Excerpts from a figure dataset:
- - -

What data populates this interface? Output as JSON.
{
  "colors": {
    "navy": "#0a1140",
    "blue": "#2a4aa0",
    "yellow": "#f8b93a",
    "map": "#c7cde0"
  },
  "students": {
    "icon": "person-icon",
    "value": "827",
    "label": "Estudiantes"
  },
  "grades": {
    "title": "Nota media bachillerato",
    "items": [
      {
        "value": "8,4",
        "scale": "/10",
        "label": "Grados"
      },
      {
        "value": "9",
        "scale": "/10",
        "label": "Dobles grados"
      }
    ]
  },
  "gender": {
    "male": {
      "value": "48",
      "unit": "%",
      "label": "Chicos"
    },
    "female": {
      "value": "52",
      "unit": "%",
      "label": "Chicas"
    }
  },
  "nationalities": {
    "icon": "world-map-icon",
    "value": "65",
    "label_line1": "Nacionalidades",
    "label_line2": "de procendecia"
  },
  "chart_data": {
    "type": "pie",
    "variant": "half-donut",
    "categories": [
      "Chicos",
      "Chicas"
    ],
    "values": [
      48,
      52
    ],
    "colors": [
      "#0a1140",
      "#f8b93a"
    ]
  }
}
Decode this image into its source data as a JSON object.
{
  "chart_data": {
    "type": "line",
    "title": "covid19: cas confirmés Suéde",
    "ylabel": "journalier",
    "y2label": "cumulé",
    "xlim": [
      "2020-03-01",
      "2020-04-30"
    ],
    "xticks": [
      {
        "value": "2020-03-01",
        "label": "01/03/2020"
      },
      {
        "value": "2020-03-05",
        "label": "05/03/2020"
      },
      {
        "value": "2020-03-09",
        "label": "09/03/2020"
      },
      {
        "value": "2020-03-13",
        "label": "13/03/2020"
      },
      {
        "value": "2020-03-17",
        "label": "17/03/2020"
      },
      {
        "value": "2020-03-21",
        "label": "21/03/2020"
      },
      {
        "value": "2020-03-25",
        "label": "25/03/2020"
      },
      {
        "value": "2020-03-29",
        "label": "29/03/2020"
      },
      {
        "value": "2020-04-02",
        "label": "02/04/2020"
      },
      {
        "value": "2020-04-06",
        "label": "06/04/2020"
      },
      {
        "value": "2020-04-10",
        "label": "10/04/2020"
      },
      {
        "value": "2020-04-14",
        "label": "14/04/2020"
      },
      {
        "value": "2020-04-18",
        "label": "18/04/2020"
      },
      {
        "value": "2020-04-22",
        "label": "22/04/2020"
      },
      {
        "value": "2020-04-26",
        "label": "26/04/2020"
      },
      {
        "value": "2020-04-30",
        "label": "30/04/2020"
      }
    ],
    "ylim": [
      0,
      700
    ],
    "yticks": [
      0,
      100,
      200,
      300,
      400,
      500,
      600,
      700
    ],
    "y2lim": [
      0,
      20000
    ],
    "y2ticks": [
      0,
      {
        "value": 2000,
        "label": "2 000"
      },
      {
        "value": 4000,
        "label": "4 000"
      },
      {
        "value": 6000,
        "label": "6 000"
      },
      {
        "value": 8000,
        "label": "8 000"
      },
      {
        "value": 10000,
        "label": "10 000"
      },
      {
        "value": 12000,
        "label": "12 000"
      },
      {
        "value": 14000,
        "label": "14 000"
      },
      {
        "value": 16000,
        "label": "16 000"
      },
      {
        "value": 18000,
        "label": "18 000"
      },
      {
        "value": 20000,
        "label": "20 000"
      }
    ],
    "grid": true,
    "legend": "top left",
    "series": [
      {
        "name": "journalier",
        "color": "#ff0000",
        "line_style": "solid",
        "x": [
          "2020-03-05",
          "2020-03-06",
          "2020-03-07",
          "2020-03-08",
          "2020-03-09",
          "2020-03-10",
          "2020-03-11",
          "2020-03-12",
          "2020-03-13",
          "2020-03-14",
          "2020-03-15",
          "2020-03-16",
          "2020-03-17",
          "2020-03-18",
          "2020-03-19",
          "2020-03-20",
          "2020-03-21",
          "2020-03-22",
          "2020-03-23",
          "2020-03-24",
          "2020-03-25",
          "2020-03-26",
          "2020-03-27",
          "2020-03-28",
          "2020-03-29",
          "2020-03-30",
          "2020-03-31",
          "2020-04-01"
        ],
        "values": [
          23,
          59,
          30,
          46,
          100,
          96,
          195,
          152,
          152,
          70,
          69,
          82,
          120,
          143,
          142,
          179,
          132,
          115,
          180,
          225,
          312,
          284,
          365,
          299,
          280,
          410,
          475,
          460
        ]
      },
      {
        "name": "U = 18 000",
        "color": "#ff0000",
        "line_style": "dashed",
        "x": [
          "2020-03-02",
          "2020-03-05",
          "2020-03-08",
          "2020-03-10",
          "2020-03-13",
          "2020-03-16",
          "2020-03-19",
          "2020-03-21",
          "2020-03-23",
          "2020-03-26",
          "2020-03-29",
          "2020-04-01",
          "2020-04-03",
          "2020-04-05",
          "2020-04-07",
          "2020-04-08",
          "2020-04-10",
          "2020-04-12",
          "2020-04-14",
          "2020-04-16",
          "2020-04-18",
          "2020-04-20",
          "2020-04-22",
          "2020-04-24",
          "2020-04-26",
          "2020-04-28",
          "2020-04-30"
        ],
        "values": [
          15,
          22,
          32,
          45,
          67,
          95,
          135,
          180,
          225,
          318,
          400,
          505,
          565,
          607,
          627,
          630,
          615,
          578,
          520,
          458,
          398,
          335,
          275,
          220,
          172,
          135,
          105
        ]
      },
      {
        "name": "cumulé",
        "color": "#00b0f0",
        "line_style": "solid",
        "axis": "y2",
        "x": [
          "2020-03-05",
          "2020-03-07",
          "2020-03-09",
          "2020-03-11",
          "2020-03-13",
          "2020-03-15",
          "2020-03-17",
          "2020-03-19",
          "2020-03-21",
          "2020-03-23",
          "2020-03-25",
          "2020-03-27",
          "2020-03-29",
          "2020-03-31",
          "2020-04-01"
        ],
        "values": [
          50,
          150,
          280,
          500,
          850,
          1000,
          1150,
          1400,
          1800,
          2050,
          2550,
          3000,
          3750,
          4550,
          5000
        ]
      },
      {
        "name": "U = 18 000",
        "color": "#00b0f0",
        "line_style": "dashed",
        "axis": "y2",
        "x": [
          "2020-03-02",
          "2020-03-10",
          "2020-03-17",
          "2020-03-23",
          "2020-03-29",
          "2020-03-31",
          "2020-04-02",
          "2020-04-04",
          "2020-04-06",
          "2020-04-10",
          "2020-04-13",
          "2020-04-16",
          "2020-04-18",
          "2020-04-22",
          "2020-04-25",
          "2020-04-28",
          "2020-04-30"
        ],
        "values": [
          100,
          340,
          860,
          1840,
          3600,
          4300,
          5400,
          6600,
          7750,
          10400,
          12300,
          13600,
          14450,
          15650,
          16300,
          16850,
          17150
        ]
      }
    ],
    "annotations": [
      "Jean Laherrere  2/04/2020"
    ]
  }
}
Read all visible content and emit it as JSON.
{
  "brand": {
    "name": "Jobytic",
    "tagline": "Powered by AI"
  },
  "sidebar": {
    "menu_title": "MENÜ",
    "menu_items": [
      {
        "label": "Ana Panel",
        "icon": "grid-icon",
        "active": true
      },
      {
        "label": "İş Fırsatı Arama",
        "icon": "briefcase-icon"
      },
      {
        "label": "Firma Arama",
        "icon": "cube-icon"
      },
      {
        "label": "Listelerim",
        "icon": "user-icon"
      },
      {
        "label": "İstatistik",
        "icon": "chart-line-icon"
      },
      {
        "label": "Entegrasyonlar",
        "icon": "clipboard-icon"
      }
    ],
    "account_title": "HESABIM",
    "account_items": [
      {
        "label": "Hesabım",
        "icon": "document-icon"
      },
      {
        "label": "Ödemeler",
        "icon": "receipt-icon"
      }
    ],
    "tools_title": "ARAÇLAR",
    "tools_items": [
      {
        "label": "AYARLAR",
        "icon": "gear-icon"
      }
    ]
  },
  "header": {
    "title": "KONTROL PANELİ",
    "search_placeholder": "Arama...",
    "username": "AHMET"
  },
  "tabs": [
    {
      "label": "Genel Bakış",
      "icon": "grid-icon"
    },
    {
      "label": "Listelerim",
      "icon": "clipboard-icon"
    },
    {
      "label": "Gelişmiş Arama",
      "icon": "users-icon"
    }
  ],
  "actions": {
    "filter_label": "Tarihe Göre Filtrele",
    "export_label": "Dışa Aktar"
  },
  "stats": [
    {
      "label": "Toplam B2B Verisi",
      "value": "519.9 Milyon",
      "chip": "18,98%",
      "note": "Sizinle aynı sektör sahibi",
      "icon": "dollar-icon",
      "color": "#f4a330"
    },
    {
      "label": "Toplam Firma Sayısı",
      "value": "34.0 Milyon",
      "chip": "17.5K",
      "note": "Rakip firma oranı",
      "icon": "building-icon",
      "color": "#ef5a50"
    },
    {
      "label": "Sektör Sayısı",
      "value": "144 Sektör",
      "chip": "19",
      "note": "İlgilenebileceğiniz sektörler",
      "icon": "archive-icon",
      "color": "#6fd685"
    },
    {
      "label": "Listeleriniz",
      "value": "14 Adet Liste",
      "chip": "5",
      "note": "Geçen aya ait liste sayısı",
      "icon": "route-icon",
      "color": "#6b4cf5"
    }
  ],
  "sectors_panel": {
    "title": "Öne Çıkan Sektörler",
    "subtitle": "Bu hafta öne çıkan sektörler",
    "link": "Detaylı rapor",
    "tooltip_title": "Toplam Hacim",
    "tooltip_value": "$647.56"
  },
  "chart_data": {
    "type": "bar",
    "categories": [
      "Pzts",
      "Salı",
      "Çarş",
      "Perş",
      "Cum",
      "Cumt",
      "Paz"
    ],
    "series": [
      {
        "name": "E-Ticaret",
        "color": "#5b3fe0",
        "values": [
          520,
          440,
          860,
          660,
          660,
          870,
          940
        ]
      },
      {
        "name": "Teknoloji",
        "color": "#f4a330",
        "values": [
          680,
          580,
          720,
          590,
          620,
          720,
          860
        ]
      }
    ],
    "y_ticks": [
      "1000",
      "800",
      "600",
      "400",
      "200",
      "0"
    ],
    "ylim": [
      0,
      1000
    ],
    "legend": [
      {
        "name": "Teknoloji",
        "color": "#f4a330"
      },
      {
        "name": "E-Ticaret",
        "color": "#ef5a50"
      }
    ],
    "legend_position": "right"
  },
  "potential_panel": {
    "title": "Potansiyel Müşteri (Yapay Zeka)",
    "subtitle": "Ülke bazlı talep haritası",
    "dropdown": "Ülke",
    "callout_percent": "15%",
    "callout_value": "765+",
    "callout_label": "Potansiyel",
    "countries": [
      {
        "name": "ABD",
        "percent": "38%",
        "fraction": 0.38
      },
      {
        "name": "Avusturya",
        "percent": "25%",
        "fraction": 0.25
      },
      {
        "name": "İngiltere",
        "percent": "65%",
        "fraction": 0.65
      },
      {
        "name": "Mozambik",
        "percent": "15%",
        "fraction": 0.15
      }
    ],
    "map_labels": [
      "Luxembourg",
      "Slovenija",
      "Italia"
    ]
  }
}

- - -

WHAT IS EXPECTED: Go through the material above and copy each line that has the word "journalier".

THE RESPONSE:
    "ylabel": "journalier",
        "name": "journalier",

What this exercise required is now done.